[Data entries]
=-=-=-=-=

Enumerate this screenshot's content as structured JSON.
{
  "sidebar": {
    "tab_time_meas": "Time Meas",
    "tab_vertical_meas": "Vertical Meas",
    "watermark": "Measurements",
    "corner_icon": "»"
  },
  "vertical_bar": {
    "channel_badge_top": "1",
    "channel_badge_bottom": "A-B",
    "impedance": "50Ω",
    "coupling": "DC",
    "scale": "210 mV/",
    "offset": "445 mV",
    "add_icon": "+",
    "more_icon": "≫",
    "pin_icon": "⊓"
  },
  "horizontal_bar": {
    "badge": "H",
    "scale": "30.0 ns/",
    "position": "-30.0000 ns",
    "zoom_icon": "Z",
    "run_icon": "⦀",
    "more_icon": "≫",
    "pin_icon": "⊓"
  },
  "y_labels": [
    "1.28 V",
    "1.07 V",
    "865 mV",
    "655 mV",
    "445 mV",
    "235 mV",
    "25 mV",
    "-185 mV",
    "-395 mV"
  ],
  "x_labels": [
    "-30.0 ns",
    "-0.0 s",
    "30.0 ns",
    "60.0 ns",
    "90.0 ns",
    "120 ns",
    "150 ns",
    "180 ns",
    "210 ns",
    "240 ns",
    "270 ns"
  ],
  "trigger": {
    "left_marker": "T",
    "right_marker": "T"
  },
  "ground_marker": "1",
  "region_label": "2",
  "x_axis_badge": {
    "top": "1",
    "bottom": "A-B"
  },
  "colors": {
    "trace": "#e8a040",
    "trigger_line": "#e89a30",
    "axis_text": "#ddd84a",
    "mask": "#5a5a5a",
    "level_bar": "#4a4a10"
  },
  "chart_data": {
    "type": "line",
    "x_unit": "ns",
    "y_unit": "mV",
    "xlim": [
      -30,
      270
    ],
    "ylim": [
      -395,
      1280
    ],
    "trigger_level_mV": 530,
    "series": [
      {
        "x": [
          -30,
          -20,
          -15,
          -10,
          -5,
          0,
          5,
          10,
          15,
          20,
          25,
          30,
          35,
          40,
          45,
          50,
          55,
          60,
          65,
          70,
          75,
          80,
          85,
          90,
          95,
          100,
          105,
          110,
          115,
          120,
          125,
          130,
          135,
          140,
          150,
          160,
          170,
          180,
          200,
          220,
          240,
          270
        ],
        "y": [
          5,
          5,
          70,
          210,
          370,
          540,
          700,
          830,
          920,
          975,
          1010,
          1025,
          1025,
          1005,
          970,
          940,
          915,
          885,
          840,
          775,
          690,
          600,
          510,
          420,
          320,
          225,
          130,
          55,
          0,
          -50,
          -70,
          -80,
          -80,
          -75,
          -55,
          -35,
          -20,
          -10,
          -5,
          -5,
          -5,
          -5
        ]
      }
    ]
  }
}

=-=-=-=-=

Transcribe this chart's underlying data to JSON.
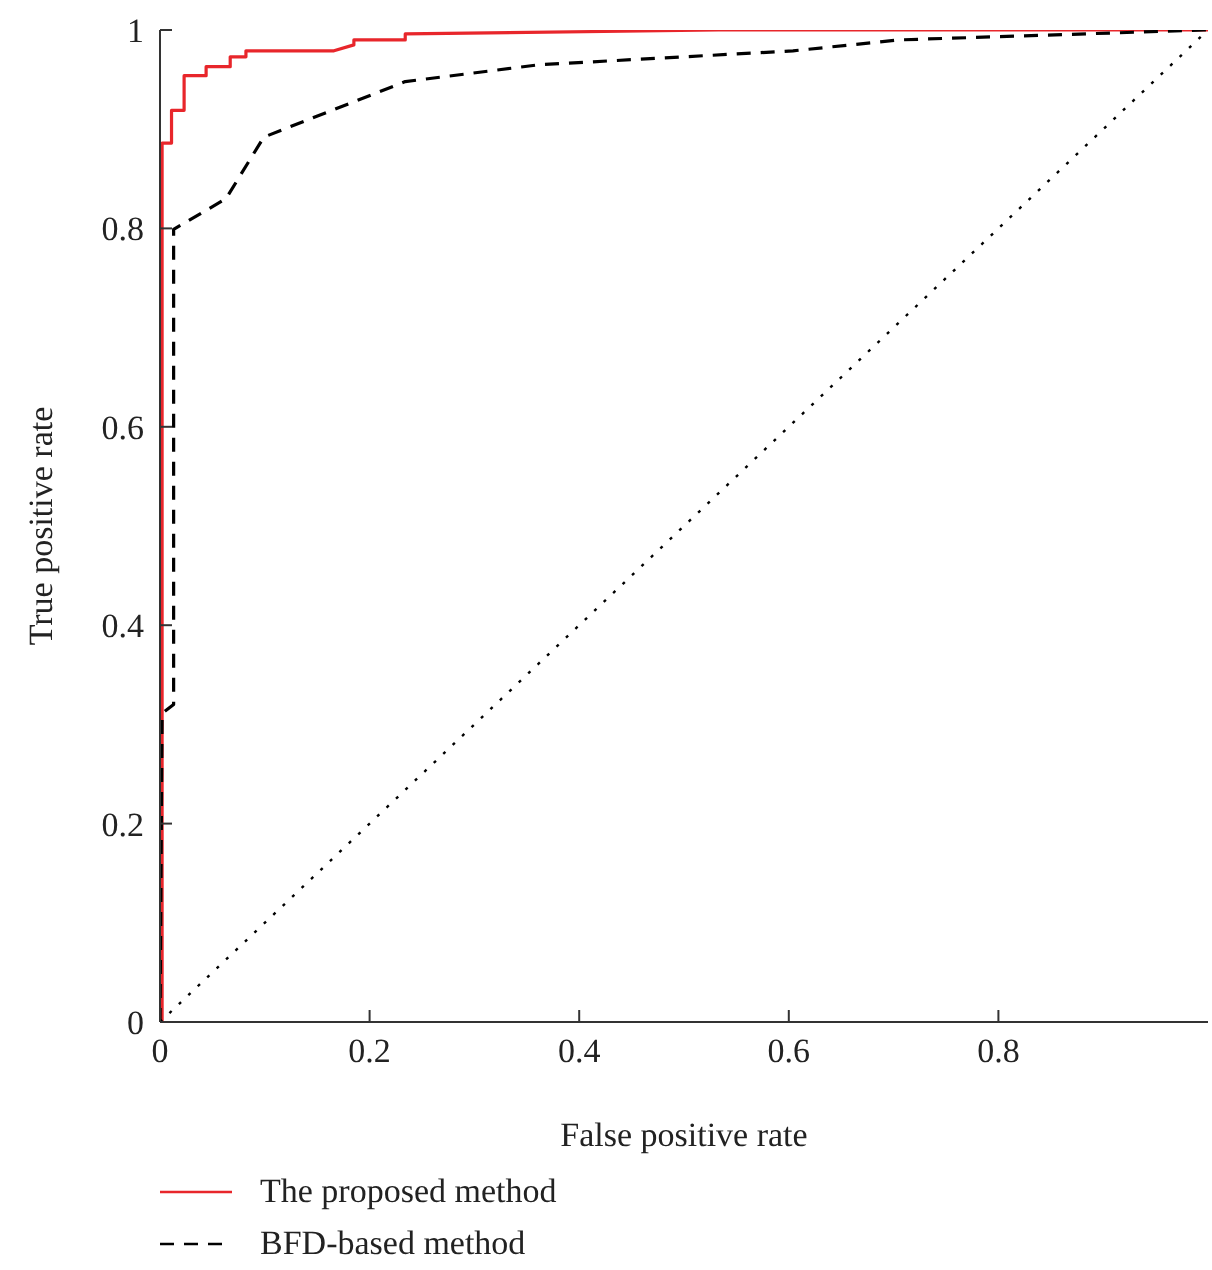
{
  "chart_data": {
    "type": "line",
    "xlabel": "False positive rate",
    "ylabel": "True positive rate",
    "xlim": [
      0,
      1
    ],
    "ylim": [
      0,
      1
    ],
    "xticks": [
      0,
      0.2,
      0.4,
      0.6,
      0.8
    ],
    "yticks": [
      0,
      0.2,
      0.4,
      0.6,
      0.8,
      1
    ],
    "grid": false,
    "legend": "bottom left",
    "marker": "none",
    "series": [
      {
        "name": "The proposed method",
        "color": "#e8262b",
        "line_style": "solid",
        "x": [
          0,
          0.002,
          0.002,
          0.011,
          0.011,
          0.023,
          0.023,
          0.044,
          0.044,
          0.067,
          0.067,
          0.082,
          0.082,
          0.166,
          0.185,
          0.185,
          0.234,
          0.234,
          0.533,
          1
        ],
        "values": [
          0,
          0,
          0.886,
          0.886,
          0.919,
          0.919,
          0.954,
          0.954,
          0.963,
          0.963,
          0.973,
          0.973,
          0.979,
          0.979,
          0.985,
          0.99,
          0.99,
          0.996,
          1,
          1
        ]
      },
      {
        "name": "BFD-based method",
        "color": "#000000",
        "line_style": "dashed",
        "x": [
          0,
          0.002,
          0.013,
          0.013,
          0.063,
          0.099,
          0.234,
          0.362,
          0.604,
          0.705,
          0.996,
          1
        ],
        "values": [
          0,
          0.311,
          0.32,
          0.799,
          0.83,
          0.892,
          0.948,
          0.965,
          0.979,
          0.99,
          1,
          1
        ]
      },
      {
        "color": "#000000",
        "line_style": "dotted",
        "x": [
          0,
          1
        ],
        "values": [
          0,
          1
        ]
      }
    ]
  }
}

=-=-=-=-=

Each line with the string "name" in it needs to be found and copied.

        "name": "The proposed method",
        "name": "BFD-based method",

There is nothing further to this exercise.